---------- Excerpt ----------

What this means in practice is that a 32-bit floating-point value (e.g. a float) can represent any number between 1.17549435e-38 and 3.40282347e+38, where the e separates the (base 10) exponent. Operations that would create a smaller value will underflow to 0 (slowly—IEEE 754 allows "denormalized" floating point numbers with reduced precision for very small values) and operations that would create a larger value will produce inf or -inf instead.

For a 64-bit double, the size of both the exponent and mantissa are larger; this gives a range from 1.7976931348623157e+308 to 2.2250738585072014e-308, with similar behavior on underflow and overflow.

Intel processors internally use an even larger 80-bit floating-point format for all operations. Unless you declare your variables as long double, this should not be visible to you from C except that some operations that might otherwise produce overflow errors will not do so, provided all the variables involved sit in registers (typically the case only for local variables and function parameters).

39. Error

In general, floating-point numbers are not exact: they are likely to contain round-off error because of the truncation of the mantissa to a fixed number of bits. This is particularly noticeable for large values (e.g. 1e+12 in the table above), but can also be seen in fractions with values that aren't powers of 2 in the denominator (e.g. 0.1). Round-off error is often invisible with the default float output formats, since they produce fewer digits than are stored internally, but can accumulate over time, particularly if you subtract floating-point quantities with values that are close (this wipes out the mantissa without wiping out the error, making the error much larger relative to the number that remains).

The easiest way to avoid accumulating error is to use high-precision floating-point numbers (this means using double instead of float). On modern CPUs there is little or no time penalty for doing so, although storing doubles instead of floats will take twice as much space in memory.

Note that a consequence of the internal structure of IEEE 754 floating-point numbers is that small integers and fractions with small numerators and power-of-2 denominators can be represented exactly—indeed, the IEEE 754 standard carefully defines floating-point operations so that arithmetic on such exact integers will give the same answers as integer arithmetic would (except, of course, for division that produces a remainder). This fact can sometimes be exploited to get higher precision on integer values than is available from the standard integer types; for example, a double can represent any integer between -2⁵³ and 2⁵³ exactly, which is a much wider range than the values from 2^-31^ to 2^31^-1 that fit in a 32-bit int or long.  (A 64-bit long long does better.)  So double` should be considered for applications where large precise integers are needed (such as calculating the net worth in pennies of a billionaire.)

---------- Given information ----------

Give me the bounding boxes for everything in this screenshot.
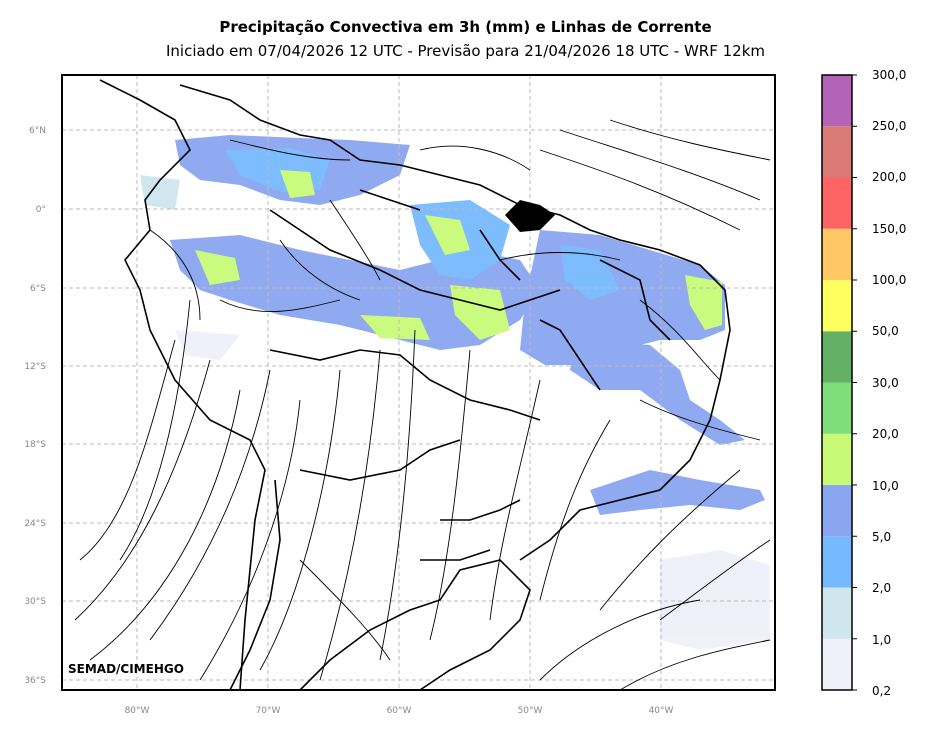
colorbar-segment xyxy=(822,382,852,434)
latitude-labels: 6°N 0° 6°S 12°S 18°S 24°S 30°S 36°S xyxy=(24,126,46,686)
colorbar-label: 2,0 xyxy=(872,581,891,595)
lon-label: 60°W xyxy=(387,706,412,716)
colorbar-segment xyxy=(822,280,852,332)
colorbar-label: 30,0 xyxy=(872,376,899,390)
lat-label: 0° xyxy=(36,205,46,215)
colorbar-segment xyxy=(822,485,852,537)
colorbar-segment xyxy=(822,126,852,178)
map-title: Precipitação Convectiva em 3h (mm) e Lin… xyxy=(219,18,712,36)
colorbar-segment xyxy=(822,331,852,383)
colorbar-label: 200,0 xyxy=(872,170,906,184)
colorbar-segment xyxy=(822,177,852,229)
colorbar-segment xyxy=(822,75,852,127)
colorbar-segment xyxy=(822,228,852,280)
credit-label: SEMAD/CIMEHGO xyxy=(68,662,184,676)
colorbar-segment xyxy=(822,638,852,690)
colorbar-label: 100,0 xyxy=(872,273,906,287)
lat-label: 30°S xyxy=(24,597,46,607)
map-frame xyxy=(61,74,776,691)
colorbar-label: 5,0 xyxy=(872,530,891,544)
colorbar-frame xyxy=(821,74,853,691)
colorbar-label: 20,0 xyxy=(872,427,899,441)
lon-label: 70°W xyxy=(256,706,281,716)
colorbar-label: 10,0 xyxy=(872,479,899,493)
lat-label: 6°N xyxy=(29,126,46,136)
colorbar xyxy=(821,74,857,691)
streamlines xyxy=(74,119,771,691)
colorbar-label: 50,0 xyxy=(872,324,899,338)
lat-label: 18°S xyxy=(24,440,46,450)
colorbar-label: 300,0 xyxy=(872,68,906,82)
lat-label: 12°S xyxy=(24,362,46,372)
lon-label: 50°W xyxy=(518,706,543,716)
colorbar-segment xyxy=(822,433,852,485)
lon-label: 40°W xyxy=(649,706,674,716)
colorbar-segment xyxy=(822,587,852,639)
coastline-borders xyxy=(99,79,731,691)
colorbar-labels: 0,2 1,0 2,0 5,0 10,0 20,0 30,0 50,0 100,… xyxy=(872,68,906,698)
colorbar-label: 150,0 xyxy=(872,222,906,236)
lat-label: 36°S xyxy=(24,676,46,686)
lon-label: 80°W xyxy=(125,706,150,716)
marajo-island xyxy=(505,200,555,232)
colorbar-segment xyxy=(822,536,852,588)
colorbar-label: 250,0 xyxy=(872,119,906,133)
lat-label: 24°S xyxy=(24,519,46,529)
lat-label: 6°S xyxy=(30,284,46,294)
colorbar-label: 1,0 xyxy=(872,633,891,647)
grid-lines xyxy=(62,75,775,690)
colorbar-label: 0,2 xyxy=(872,684,891,698)
precipitation-field xyxy=(140,135,770,650)
map-subtitle: Iniciado em 07/04/2026 12 UTC - Previsão… xyxy=(165,42,766,60)
longitude-labels: 80°W 70°W 60°W 50°W 40°W xyxy=(125,706,674,716)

----------

=== Challenge 1 ===
List every C type name that the floating-point excerpt mentions.
=== Challenge 2 ===
Reproduce the part of the floating-point excerpt between "What this means" and "or -inf instead.", inclusive.
=== Challenge 3 ===
Carry on the floating-point excerpt past its final sentence.

=== Expected answer 1 ===
float, double, long double, int, long, long long

=== Expected answer 2 ===
What this means in practice is that a 32-bit floating-point value (e.g. a float) can represent any number between 1.17549435e-38 and 3.40282347e+38, where the e separates the (base 10) exponent. Operations that would create a smaller value will underflow to 0 (slowly—IEEE 754 allows "denormalized" floating point numbers with reduced precision for very small values) and operations that would create a larger value will produce inf or -inf instead.

=== Expected answer 3 ===
One consequence of round-off error is that it is very difficult to test floating-point numbers for equality, unless you are sure you have an exact value as described above. It is generally not the case, for example, that (0.1+0.1+0.1) == 0.3 in C. This can produce odd results if you try writing something like for(f = 0.0; f <= 0.3; f += 0.1): it will be hard to predict in advance whether the loop body will be executed with f = 0.3 or not. (Even more hilarity ensues if you write for(f = 0.0; f != 0.3; f += 0.1), which after not quite hitting 0.3 exactly keeps looping for much longer than I am willing to wait to see it stop, but which I suspect will eventually converge to some constant value of f large enough that adding 0.1 to it has no effect.) Most of the time when you are tempted to test floats for equality, you are better off testing if one lies within a small distance from the other, e.g. by testing fabs(x-y) <= fabs(EPSILON * y), where EPSILON is usually some application-dependent tolerance. This isn't quite the same as equality (for example, it isn't transitive), but it usually closer to what you want.

40. Reading and writing floating-point numbers

Any numeric constant in a C program that contains a decimal point is treated as a double by default. You can also use e or E to add a base-10 exponent (see the table for some examples of this.) If you want to insist that a constant value is a float for some reason, you can append F on the end, as in 1.0F.

For I/O, floating-point values are most easily read and written using scanf (and its relatives fscanf and sscanf) and printf. For printf, there is an elaborate variety of floating-point format codes; the easiest way to find out what these do is experiment with them. For scanf, pretty much the only two codes you need are "%lf", which reads a double value into a double *, and "%f", which reads a float value into a float *. Both these formats are exactly the same in printf, since a float is promoted to a double before being passed as an argument to printf (or any other function that doesn't declare the type of its arguments). But you have to be careful with the arguments to scanf or you will get odd results as only 4 bytes of your 8-byte double are filled in, or—even worse—8 bytes of your 4-byte float are.

41. Non-finite numbers in C

The values nan, inf, and -inf can't be written in this form as floating-point constants in a C program, but printf will generate them and scanf seems to recognize them. With some machines and compilers you may be able to use the macros INFINITY and NAN from <math.h> to generate infinite quantities. The macros isinf and isnan can be used to detect such quantities if they occur.

42. The math library

(See also KernighanRitchie Appendix B4.)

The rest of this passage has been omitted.